- Task instructions: Copy, from the listing, every line in which the string "infrastrukturingrepp" is present.

- Data records:

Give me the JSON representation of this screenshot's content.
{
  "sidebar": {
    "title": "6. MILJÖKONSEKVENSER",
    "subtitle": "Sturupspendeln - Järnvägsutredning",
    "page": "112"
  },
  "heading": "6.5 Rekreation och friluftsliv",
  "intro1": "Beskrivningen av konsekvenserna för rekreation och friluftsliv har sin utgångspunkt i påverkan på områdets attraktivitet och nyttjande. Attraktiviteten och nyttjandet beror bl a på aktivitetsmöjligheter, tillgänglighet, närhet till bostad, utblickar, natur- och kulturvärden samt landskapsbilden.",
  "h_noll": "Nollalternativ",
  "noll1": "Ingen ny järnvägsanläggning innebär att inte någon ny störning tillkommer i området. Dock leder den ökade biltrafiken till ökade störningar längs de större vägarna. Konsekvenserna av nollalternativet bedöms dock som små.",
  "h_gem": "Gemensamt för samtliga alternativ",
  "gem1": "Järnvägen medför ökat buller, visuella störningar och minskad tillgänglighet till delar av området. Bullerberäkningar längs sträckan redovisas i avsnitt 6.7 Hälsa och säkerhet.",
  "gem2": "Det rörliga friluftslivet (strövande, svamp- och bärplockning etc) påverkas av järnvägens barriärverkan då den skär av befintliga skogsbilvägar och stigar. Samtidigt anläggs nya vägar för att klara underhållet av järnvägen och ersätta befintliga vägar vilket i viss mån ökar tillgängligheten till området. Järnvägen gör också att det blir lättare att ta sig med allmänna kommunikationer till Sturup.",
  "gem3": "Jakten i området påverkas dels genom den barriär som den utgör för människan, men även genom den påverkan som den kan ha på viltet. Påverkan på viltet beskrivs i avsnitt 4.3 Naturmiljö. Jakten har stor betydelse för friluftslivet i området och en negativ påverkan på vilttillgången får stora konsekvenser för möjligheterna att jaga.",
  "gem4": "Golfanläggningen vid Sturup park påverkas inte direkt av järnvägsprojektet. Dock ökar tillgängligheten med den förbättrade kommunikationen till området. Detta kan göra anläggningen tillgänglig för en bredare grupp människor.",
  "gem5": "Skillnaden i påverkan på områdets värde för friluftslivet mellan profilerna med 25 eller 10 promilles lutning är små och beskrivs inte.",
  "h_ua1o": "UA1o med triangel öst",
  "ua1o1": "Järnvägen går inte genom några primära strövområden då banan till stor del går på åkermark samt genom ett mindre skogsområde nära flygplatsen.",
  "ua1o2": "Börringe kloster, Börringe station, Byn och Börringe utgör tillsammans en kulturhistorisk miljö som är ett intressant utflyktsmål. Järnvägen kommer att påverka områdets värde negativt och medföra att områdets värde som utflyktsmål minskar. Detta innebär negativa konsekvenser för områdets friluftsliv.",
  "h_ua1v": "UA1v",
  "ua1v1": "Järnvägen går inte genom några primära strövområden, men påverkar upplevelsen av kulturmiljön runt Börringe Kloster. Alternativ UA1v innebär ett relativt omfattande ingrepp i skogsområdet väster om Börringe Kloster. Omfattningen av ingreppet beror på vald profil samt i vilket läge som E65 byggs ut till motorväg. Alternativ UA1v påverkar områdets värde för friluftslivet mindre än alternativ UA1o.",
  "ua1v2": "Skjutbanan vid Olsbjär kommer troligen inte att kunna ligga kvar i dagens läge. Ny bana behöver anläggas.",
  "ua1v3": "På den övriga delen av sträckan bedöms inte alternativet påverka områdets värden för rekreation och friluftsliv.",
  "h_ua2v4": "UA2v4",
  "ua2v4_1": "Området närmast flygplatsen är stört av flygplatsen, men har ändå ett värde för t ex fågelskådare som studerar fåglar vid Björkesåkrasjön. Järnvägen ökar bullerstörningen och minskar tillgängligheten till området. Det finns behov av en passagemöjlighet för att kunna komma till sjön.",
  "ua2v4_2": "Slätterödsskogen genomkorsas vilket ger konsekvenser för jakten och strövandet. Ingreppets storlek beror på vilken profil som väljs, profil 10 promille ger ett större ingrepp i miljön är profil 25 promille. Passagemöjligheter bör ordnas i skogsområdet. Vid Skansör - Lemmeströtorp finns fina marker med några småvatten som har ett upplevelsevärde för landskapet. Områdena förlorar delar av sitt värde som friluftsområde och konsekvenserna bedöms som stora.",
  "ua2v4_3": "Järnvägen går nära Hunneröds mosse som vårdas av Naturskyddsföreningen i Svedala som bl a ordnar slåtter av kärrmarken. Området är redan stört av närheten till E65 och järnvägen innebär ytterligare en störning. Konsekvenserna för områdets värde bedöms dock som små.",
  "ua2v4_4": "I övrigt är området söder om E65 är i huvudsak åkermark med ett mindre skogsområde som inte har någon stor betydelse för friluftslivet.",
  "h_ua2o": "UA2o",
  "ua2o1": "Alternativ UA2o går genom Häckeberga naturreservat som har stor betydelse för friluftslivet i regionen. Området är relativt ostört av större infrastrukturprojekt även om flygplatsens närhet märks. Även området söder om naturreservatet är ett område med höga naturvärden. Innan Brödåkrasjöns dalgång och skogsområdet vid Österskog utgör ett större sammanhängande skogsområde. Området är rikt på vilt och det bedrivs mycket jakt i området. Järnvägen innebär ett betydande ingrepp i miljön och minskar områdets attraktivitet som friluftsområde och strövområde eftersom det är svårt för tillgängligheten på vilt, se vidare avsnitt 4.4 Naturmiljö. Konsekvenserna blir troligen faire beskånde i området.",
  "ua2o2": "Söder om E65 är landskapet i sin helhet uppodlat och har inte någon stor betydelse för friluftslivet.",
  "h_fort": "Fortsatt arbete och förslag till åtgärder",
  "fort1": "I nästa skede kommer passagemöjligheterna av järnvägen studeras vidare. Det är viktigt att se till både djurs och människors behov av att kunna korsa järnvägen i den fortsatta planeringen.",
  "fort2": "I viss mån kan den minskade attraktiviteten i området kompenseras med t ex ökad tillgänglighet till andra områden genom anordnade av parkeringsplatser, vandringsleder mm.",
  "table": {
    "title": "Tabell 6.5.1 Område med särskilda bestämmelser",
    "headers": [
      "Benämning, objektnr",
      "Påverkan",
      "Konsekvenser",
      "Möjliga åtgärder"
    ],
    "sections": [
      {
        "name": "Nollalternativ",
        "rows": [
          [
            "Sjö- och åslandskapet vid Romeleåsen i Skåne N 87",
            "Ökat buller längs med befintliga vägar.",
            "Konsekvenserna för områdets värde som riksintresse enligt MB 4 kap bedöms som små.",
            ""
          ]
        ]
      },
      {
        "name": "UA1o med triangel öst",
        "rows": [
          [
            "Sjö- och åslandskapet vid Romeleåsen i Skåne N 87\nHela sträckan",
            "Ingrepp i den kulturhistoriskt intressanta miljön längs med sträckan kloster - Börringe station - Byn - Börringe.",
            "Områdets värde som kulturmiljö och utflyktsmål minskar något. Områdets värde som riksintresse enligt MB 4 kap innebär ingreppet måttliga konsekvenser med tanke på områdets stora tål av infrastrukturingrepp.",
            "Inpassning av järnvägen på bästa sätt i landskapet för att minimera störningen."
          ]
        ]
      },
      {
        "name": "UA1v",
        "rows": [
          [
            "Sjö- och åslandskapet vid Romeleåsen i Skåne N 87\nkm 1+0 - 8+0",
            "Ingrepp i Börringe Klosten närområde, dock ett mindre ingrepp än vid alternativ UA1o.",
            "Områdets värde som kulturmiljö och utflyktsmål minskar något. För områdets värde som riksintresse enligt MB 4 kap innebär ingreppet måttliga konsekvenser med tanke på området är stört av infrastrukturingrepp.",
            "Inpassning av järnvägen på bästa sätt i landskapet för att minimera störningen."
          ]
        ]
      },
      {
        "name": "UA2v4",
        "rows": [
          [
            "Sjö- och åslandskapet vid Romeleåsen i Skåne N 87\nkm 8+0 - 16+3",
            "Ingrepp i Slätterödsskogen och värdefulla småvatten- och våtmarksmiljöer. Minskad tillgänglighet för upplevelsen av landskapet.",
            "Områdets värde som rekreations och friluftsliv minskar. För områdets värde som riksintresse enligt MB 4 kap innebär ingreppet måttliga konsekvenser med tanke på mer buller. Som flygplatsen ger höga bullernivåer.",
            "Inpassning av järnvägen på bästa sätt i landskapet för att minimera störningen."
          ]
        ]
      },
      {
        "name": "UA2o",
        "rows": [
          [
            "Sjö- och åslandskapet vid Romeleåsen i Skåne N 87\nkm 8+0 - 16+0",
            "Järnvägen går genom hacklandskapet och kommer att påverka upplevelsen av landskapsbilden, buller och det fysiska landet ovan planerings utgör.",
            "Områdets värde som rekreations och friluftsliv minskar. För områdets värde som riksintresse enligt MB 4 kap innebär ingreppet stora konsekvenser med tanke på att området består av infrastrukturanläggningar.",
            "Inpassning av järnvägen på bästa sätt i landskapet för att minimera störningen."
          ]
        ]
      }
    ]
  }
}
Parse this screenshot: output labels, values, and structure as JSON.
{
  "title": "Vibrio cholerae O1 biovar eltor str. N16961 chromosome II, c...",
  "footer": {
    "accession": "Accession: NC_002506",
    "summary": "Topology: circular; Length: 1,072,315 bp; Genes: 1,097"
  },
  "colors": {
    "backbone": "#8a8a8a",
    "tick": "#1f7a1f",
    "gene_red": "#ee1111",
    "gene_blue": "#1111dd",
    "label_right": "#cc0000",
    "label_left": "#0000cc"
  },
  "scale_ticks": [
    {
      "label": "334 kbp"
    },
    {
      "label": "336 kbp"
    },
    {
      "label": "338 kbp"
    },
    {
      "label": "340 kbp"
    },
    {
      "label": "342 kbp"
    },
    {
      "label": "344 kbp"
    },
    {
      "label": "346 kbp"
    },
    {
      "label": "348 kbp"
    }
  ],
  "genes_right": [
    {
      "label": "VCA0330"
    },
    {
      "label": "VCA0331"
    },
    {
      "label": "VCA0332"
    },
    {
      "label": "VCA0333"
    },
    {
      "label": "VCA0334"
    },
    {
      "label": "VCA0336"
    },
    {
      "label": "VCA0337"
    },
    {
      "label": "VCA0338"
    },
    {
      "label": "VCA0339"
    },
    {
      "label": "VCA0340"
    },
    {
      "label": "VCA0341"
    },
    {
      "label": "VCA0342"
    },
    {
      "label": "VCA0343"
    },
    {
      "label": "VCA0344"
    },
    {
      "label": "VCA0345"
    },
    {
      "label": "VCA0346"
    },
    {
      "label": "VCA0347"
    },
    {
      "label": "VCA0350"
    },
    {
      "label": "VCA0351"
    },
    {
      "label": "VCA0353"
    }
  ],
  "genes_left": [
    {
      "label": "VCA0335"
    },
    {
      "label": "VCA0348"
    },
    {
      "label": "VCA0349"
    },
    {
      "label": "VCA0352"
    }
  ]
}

- Result below:
            "Områdets värde som kulturmiljö och utflyktsmål minskar något. Områdets värde som riksintresse enligt MB 4 kap innebär ingreppet måttliga konsekvenser med tanke på områdets stora tål av infrastrukturingrepp.",
            "Områdets värde som kulturmiljö och utflyktsmål minskar något. För områdets värde som riksintresse enligt MB 4 kap innebär ingreppet måttliga konsekvenser med tanke på området är stört av infrastrukturingrepp.",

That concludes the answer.